Data listing:
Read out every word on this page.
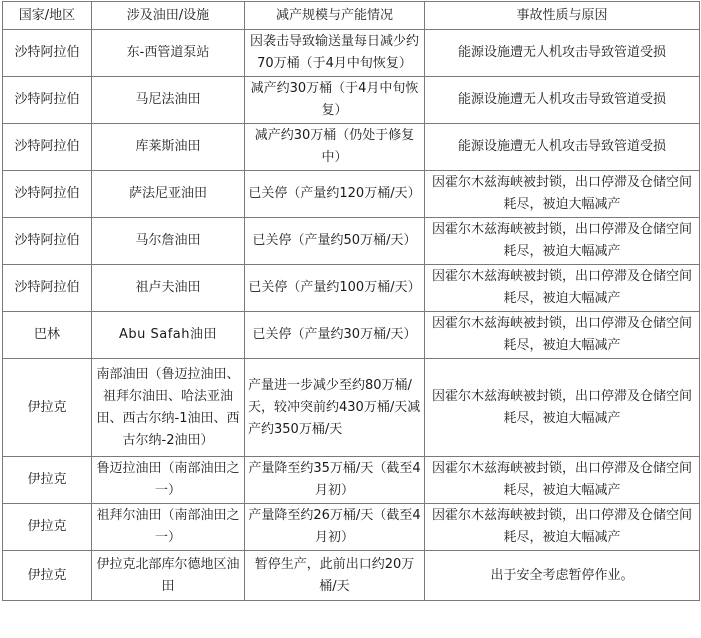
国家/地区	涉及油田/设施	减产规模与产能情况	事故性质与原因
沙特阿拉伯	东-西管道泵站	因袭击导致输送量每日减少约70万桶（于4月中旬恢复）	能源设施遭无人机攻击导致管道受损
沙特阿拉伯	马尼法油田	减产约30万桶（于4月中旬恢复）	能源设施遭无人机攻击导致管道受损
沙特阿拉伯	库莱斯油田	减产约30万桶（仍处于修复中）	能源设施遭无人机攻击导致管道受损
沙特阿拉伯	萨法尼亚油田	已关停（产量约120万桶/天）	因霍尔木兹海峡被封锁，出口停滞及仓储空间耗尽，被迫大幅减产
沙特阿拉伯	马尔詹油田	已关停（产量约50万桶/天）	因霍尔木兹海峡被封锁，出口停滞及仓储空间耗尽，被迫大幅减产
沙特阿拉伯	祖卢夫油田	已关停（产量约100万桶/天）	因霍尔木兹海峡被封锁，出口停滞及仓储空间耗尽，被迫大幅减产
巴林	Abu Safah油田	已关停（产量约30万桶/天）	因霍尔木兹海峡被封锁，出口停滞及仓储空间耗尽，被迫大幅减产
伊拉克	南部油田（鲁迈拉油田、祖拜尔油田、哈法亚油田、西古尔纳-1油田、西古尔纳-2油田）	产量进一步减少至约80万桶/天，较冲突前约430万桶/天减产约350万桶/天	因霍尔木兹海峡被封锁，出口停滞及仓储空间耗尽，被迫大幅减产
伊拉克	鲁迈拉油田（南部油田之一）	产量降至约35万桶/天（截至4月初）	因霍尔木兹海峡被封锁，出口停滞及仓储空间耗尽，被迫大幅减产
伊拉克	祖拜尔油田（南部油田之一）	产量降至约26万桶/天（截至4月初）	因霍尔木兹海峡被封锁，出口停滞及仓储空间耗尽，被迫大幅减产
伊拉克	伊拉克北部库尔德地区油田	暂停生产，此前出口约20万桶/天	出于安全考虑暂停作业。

Given request:
Restate each line of the records exactly; pictures do not belong in the copy.

Correct answer:
Read out every word on this page.
国家/地区	涉及油田/设施	减产规模与产能情况	事故性质与原因
沙特阿拉伯	东-西管道泵站	因袭击导致输送量每日减少约70万桶（于4月中旬恢复）	能源设施遭无人机攻击导致管道受损
沙特阿拉伯	马尼法油田	减产约30万桶（于4月中旬恢复）	能源设施遭无人机攻击导致管道受损
沙特阿拉伯	库莱斯油田	减产约30万桶（仍处于修复中）	能源设施遭无人机攻击导致管道受损
沙特阿拉伯	萨法尼亚油田	已关停（产量约120万桶/天）	因霍尔木兹海峡被封锁，出口停滞及仓储空间耗尽，被迫大幅减产
沙特阿拉伯	马尔詹油田	已关停（产量约50万桶/天）	因霍尔木兹海峡被封锁，出口停滞及仓储空间耗尽，被迫大幅减产
沙特阿拉伯	祖卢夫油田	已关停（产量约100万桶/天）	因霍尔木兹海峡被封锁，出口停滞及仓储空间耗尽，被迫大幅减产
巴林	Abu Safah油田	已关停（产量约30万桶/天）	因霍尔木兹海峡被封锁，出口停滞及仓储空间耗尽，被迫大幅减产
伊拉克	南部油田（鲁迈拉油田、祖拜尔油田、哈法亚油田、西古尔纳-1油田、西古尔纳-2油田）	产量进一步减少至约80万桶/天，较冲突前约430万桶/天减产约350万桶/天	因霍尔木兹海峡被封锁，出口停滞及仓储空间耗尽，被迫大幅减产
伊拉克	鲁迈拉油田（南部油田之一）	产量降至约35万桶/天（截至4月初）	因霍尔木兹海峡被封锁，出口停滞及仓储空间耗尽，被迫大幅减产
伊拉克	祖拜尔油田（南部油田之一）	产量降至约26万桶/天（截至4月初）	因霍尔木兹海峡被封锁，出口停滞及仓储空间耗尽，被迫大幅减产
伊拉克	伊拉克北部库尔德地区油田	暂停生产，此前出口约20万桶/天	出于安全考虑暂停作业。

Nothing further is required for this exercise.